(Record set):

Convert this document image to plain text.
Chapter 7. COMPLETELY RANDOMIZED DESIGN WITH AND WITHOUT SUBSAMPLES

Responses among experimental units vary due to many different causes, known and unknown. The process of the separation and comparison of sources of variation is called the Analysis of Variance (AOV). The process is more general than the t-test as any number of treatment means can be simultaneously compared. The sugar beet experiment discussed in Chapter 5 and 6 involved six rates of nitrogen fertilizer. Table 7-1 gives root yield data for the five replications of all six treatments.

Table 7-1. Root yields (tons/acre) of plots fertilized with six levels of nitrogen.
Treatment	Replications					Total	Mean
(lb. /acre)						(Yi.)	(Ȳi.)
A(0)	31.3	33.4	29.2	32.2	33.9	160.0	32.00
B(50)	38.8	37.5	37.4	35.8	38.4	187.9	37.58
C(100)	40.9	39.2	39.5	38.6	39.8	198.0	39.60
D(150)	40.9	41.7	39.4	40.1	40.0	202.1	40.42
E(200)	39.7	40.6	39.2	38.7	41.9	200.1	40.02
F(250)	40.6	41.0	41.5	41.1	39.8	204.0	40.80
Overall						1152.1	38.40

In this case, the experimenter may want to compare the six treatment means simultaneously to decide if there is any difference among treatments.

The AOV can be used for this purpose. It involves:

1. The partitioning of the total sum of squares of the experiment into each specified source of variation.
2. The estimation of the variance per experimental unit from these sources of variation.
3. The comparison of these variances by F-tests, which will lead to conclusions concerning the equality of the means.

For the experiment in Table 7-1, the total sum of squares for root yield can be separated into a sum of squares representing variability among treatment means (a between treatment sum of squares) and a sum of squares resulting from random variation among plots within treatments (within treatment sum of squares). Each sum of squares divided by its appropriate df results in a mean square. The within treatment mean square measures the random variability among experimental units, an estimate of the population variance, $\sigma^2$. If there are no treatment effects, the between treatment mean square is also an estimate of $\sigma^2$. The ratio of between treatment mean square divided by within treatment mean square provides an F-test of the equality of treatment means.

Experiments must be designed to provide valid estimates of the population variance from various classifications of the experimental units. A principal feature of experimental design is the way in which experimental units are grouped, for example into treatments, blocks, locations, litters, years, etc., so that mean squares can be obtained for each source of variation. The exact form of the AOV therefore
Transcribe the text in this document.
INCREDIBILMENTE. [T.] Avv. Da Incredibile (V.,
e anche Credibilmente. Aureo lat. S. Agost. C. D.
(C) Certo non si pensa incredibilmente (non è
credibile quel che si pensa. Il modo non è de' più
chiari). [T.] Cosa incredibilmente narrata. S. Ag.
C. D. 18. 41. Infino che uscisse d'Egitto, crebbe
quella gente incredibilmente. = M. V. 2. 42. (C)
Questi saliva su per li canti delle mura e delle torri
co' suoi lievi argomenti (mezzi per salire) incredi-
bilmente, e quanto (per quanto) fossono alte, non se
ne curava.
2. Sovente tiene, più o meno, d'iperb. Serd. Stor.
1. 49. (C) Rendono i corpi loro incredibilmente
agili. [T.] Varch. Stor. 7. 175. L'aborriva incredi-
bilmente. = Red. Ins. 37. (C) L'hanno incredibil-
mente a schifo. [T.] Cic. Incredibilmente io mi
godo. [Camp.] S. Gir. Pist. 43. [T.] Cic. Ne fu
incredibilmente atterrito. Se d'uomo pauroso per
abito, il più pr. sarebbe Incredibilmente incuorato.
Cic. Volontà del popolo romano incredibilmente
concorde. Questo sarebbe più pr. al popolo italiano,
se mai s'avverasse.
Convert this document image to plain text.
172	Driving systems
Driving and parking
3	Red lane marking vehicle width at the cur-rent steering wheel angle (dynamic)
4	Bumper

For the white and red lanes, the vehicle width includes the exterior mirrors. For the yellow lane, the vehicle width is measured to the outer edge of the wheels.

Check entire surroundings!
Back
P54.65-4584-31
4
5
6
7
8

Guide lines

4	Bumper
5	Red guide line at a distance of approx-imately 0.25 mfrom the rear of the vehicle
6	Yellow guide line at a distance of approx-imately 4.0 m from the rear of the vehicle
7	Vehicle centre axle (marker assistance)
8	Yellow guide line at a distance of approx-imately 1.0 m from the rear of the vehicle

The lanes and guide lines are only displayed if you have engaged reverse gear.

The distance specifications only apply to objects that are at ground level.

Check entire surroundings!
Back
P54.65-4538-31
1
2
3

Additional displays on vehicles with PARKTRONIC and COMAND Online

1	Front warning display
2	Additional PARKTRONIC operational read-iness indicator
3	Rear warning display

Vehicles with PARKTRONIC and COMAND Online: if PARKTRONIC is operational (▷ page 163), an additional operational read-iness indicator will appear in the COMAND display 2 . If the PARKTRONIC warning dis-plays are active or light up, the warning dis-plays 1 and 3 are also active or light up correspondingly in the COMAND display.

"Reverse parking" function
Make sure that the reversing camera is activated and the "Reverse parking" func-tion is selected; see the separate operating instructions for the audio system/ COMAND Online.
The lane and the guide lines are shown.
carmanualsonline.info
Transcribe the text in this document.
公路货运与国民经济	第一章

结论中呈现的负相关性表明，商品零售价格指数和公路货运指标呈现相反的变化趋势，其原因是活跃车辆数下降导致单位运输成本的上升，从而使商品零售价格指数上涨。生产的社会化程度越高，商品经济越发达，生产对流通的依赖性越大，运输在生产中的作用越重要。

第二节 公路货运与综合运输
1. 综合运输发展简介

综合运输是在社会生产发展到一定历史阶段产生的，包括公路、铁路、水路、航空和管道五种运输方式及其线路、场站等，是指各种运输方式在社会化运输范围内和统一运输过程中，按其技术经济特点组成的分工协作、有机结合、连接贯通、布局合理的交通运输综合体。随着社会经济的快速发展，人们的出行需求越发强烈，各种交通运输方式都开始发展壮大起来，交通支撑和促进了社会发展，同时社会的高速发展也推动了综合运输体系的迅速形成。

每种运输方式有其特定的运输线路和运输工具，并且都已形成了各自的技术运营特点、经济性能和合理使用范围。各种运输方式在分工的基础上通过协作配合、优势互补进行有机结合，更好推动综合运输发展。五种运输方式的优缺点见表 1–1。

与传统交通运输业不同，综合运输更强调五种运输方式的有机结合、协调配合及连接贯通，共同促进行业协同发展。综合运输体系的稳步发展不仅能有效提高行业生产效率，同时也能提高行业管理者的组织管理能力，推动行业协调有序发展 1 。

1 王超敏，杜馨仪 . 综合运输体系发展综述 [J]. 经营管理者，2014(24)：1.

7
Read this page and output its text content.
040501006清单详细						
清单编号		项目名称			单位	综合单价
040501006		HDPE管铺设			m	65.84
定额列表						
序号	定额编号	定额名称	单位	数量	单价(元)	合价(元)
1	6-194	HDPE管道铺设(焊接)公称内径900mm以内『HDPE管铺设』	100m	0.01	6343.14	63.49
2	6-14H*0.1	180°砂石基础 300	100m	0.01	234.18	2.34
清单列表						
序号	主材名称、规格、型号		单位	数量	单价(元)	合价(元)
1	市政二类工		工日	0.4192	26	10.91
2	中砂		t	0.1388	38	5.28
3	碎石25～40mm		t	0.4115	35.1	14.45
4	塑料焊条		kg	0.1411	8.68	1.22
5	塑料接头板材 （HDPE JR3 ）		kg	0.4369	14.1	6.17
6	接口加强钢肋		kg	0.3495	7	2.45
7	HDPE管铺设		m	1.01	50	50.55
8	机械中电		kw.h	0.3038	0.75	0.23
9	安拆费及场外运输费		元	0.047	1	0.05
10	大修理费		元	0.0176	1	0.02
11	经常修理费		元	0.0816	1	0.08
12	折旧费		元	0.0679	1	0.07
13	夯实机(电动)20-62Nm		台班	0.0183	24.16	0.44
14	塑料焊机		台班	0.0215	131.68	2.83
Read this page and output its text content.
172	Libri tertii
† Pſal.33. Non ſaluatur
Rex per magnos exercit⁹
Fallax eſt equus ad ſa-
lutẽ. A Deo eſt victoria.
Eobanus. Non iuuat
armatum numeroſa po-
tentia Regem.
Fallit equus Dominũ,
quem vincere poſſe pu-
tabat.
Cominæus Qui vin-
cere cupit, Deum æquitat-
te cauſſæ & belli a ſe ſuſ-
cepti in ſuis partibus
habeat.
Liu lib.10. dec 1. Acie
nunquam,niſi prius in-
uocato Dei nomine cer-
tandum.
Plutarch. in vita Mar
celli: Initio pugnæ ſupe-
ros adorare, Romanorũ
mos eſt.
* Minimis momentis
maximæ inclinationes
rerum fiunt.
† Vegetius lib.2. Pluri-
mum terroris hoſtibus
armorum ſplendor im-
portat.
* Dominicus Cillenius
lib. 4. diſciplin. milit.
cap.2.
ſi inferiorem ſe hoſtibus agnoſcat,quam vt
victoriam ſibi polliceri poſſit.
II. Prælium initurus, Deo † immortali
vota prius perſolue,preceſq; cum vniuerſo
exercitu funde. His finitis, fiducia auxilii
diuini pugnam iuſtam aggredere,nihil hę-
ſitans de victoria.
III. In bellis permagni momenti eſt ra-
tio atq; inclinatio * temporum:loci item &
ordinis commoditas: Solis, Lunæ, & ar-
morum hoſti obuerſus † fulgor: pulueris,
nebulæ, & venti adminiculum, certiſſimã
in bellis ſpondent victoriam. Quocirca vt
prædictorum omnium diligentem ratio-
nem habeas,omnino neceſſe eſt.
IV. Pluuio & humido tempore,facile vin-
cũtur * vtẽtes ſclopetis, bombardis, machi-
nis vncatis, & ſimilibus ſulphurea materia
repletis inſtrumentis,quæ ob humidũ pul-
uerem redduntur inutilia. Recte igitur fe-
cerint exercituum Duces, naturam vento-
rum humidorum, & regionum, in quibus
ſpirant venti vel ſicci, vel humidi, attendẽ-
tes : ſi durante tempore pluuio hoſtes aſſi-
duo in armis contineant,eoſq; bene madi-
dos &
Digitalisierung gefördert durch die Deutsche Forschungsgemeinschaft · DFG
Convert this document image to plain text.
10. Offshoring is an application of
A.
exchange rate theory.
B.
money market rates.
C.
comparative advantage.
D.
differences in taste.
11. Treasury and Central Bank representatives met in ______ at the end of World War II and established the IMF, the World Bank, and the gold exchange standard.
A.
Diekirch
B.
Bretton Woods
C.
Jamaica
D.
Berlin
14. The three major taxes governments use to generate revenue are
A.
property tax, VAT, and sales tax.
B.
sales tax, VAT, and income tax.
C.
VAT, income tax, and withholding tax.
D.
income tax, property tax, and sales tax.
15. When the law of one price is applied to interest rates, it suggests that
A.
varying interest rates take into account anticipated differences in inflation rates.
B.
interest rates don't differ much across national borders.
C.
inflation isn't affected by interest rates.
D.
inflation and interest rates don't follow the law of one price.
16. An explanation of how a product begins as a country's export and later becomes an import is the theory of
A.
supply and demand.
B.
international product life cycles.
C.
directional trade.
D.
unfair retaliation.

(Exercise requirements): Lines in the records that hold the word "product" are to be counted; give only the total.

(Full answer): 2